- _Aim of the task_
Copy out all the lines where "data" shows up.
##### Records for this exercise
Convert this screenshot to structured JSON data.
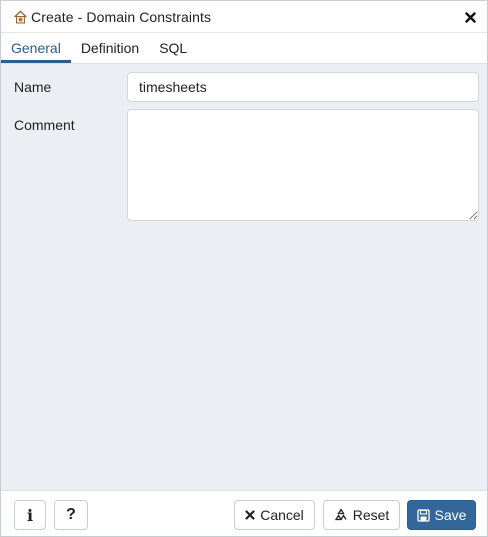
{
  "dialog": {
    "title": "Create - Domain Constraints",
    "title_icon": "domain-constraint-icon",
    "close_icon": "close-icon"
  },
  "tabs": [
    {
      "label": "General",
      "active": true
    },
    {
      "label": "Definition",
      "active": false
    },
    {
      "label": "SQL",
      "active": false
    }
  ],
  "form": {
    "name_label": "Name",
    "name_value": "timesheets",
    "comment_label": "Comment",
    "comment_value": ""
  },
  "footer": {
    "info_label": "i",
    "help_label": "?",
    "cancel_label": "Cancel",
    "reset_label": "Reset",
    "save_label": "Save",
    "save_color": "#336699"
  }
}
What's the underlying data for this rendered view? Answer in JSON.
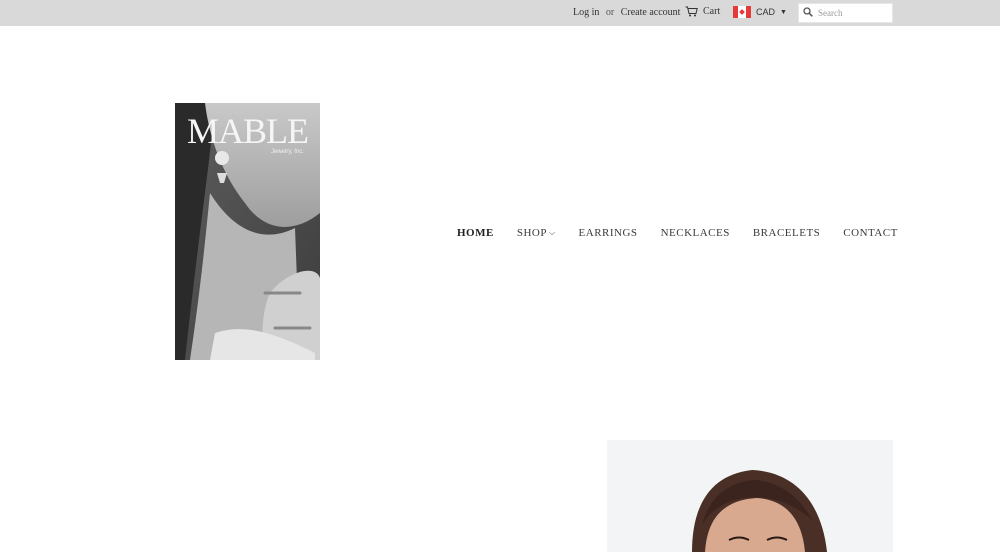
{
  "topbar": {
    "login": "Log in",
    "or": "or",
    "create_account": "Create account",
    "cart": "Cart",
    "currency": "CAD",
    "search_placeholder": "Search"
  },
  "logo": {
    "wordmark": "MABLE",
    "subtitle": "Jewelry, Inc."
  },
  "nav": {
    "items": [
      "HOME",
      "SHOP",
      "EARRINGS",
      "NECKLACES",
      "BRACELETS",
      "CONTACT"
    ]
  },
  "colors": {
    "topbar_bg": "#d9d9d9",
    "page_bg": "#ffffff",
    "text": "#3a3a3a"
  },
  "icons": {
    "cart": "cart-icon",
    "flag": "canada-flag-icon",
    "search": "search-icon",
    "shop_dropdown": "chevron-down-icon",
    "currency_dropdown": "caret-down-icon"
  }
}
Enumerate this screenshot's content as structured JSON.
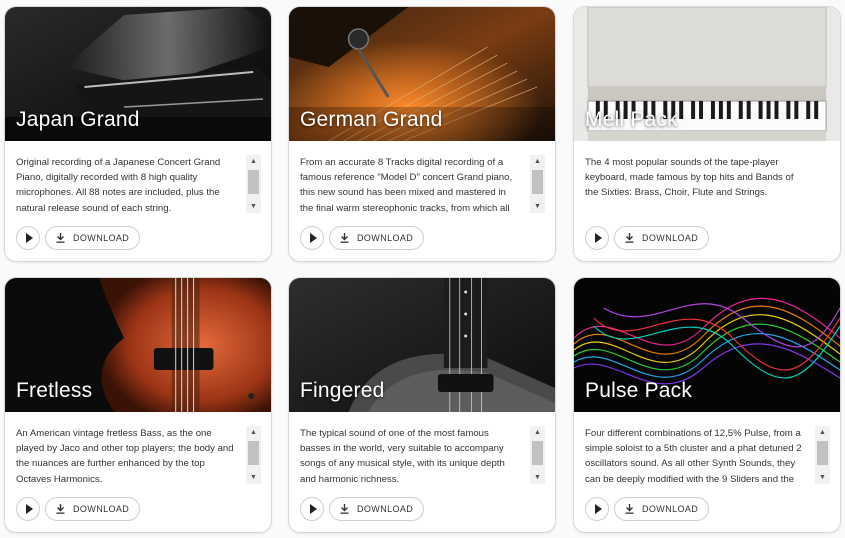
{
  "cards": [
    {
      "title": "Japan Grand",
      "description": "Original recording of a Japanese Concert Grand Piano, digitally recorded with 8 high quality microphones. All 88 notes are included, plus the natural release sound of each string.",
      "download_label": "DOWNLOAD",
      "has_scrollbar": true
    },
    {
      "title": "German Grand",
      "description": "From an accurate 8 Tracks digital recording of a famous reference \"Model D\" concert Grand piano, this new sound has been mixed and mastered in the final warm stereophonic tracks, from which all",
      "download_label": "DOWNLOAD",
      "has_scrollbar": true
    },
    {
      "title": "Mell Pack",
      "description": "The 4 most popular sounds of the tape-player keyboard, made famous by top hits and Bands of the Sixties: Brass, Choir, Flute and Strings.",
      "download_label": "DOWNLOAD",
      "has_scrollbar": false
    },
    {
      "title": "Fretless",
      "description": "An American vintage fretless Bass, as the one played by Jaco and other top players; the body and the nuances are further enhanced by the top Octaves Harmonics.",
      "download_label": "DOWNLOAD",
      "has_scrollbar": true
    },
    {
      "title": "Fingered",
      "description": "The typical sound of one of the most famous basses in the world, very suitable to accompany songs of any musical style, with its unique depth and harmonic richness.",
      "download_label": "DOWNLOAD",
      "has_scrollbar": true
    },
    {
      "title": "Pulse Pack",
      "description": "Four different combinations of 12,5% Pulse, from a simple soloist to a 5th cluster and a phat detuned 2 oscillators sound. As all other Synth Sounds, they can be deeply modified with the 9 Sliders and the",
      "download_label": "DOWNLOAD",
      "has_scrollbar": true
    }
  ],
  "icons": {
    "play": "play-icon",
    "download": "download-icon",
    "scroll_up": "chevron-up-icon",
    "scroll_down": "chevron-down-icon"
  },
  "colors": {
    "card_background": "#ffffff",
    "card_border": "#d9d9d9",
    "text": "#333333",
    "page_background": "#fafafa"
  }
}
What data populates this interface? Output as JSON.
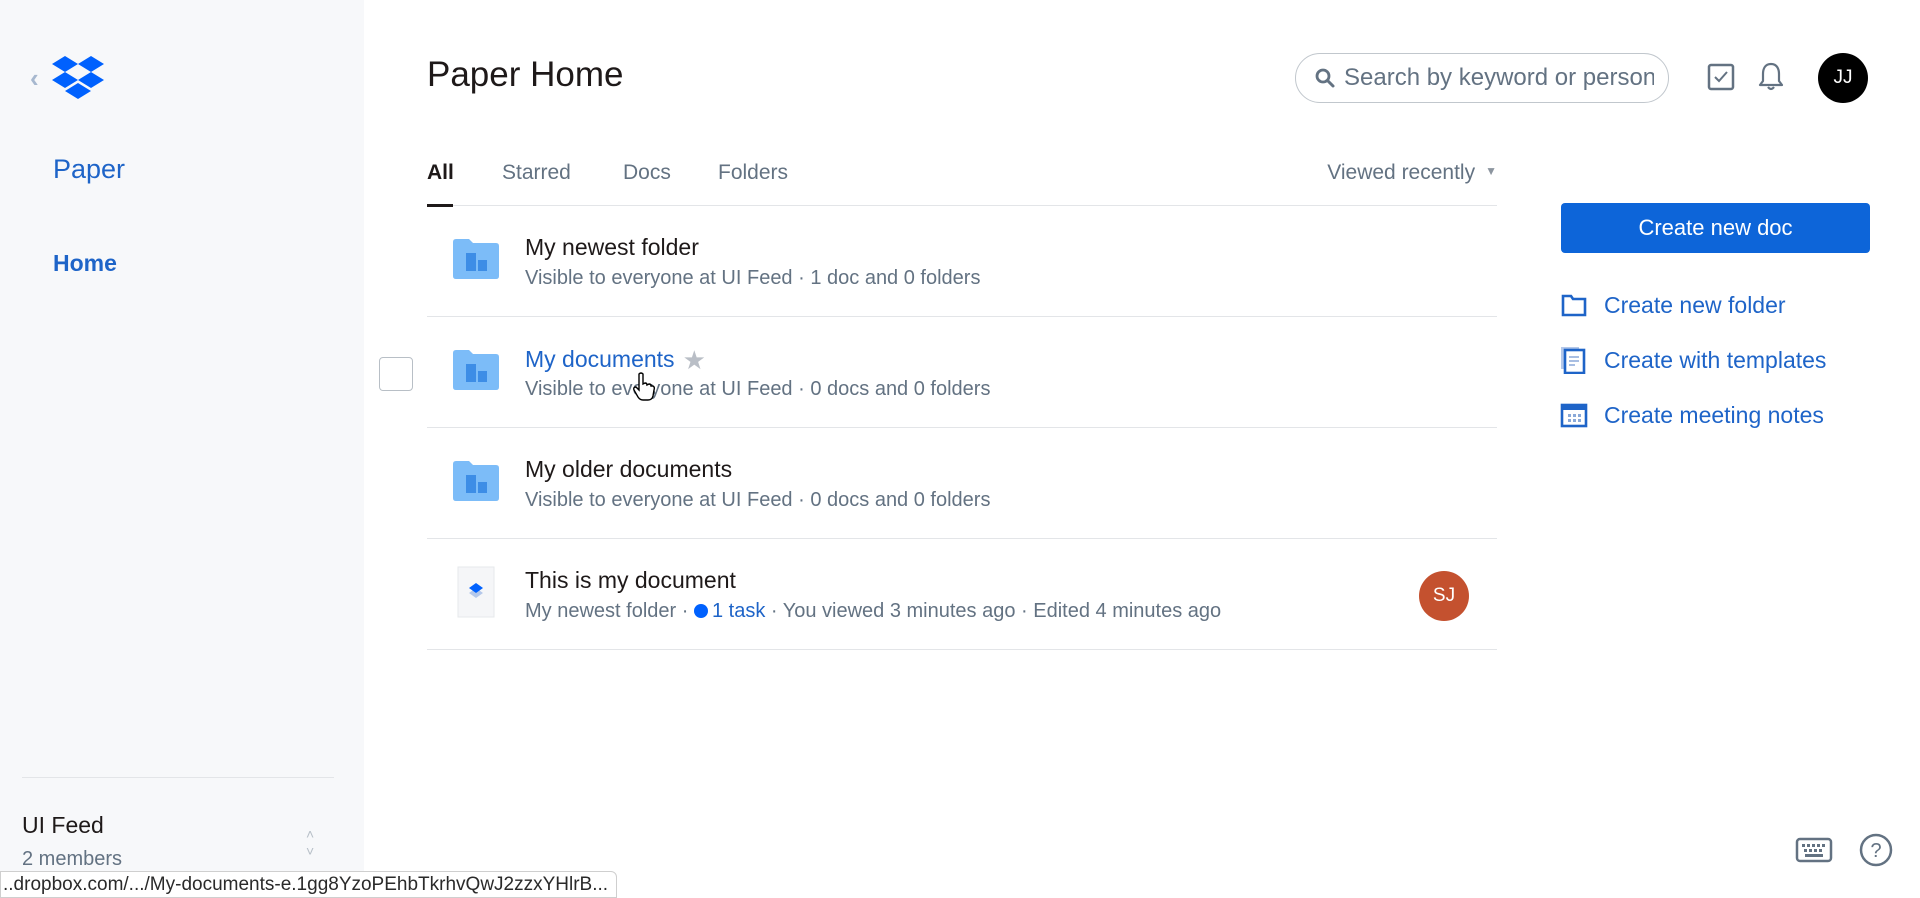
{
  "sidebar": {
    "back_icon": "chevron-left-icon",
    "logo_icon": "dropbox-logo-icon",
    "app_name": "Paper",
    "nav": [
      {
        "label": "Home",
        "active": true
      }
    ],
    "team": {
      "name": "UI Feed",
      "members": "2 members",
      "switch_icon": "chevron-updown-icon"
    }
  },
  "header": {
    "title": "Paper Home",
    "search": {
      "placeholder": "Search by keyword or person",
      "value": ""
    },
    "icons": [
      "tasks-checkbox-icon",
      "notifications-bell-icon"
    ],
    "user_avatar": {
      "initials": "JJ",
      "color": "#000000"
    }
  },
  "tabs": [
    {
      "label": "All",
      "active": true
    },
    {
      "label": "Starred",
      "active": false
    },
    {
      "label": "Docs",
      "active": false
    },
    {
      "label": "Folders",
      "active": false
    }
  ],
  "sort": {
    "selected": "Viewed recently"
  },
  "items": [
    {
      "type": "folder",
      "title": "My newest folder",
      "meta": "Visible to everyone at UI Feed · 1 doc and 0 folders"
    },
    {
      "type": "folder",
      "title": "My documents",
      "meta": "Visible to everyone at UI Feed · 0 docs and 0 folders",
      "hovered": true
    },
    {
      "type": "folder",
      "title": "My older documents",
      "meta": "Visible to everyone at UI Feed · 0 docs and 0 folders"
    },
    {
      "type": "doc",
      "title": "This is my document",
      "folder": "My newest folder",
      "sep": " · ",
      "task": "1 task",
      "viewed": " · You viewed 3 minutes ago · Edited 4 minutes ago",
      "avatar": {
        "initials": "SJ",
        "color": "#c4512f"
      }
    }
  ],
  "actions": {
    "create_doc": "Create new doc",
    "links": [
      {
        "label": "Create new folder",
        "icon": "folder-icon"
      },
      {
        "label": "Create with templates",
        "icon": "templates-icon"
      },
      {
        "label": "Create meeting notes",
        "icon": "calendar-icon"
      }
    ]
  },
  "footer": {
    "icons": [
      "keyboard-shortcuts-icon",
      "help-icon"
    ]
  },
  "status_bar": {
    "url": "..dropbox.com/.../My-documents-e.1gg8YzoPEhbTkrhvQwJ2zzxYHlrB..."
  },
  "colors": {
    "accent": "#1e64c8",
    "primary_button": "#0d65d9",
    "folder": "#7cbcf8"
  }
}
##########
- _Response to the task_
Convert this screenshot to structured JSON data.
What's the underlying data for this rendered view? Answer in JSON.
What data populates this interface? Output as JSON.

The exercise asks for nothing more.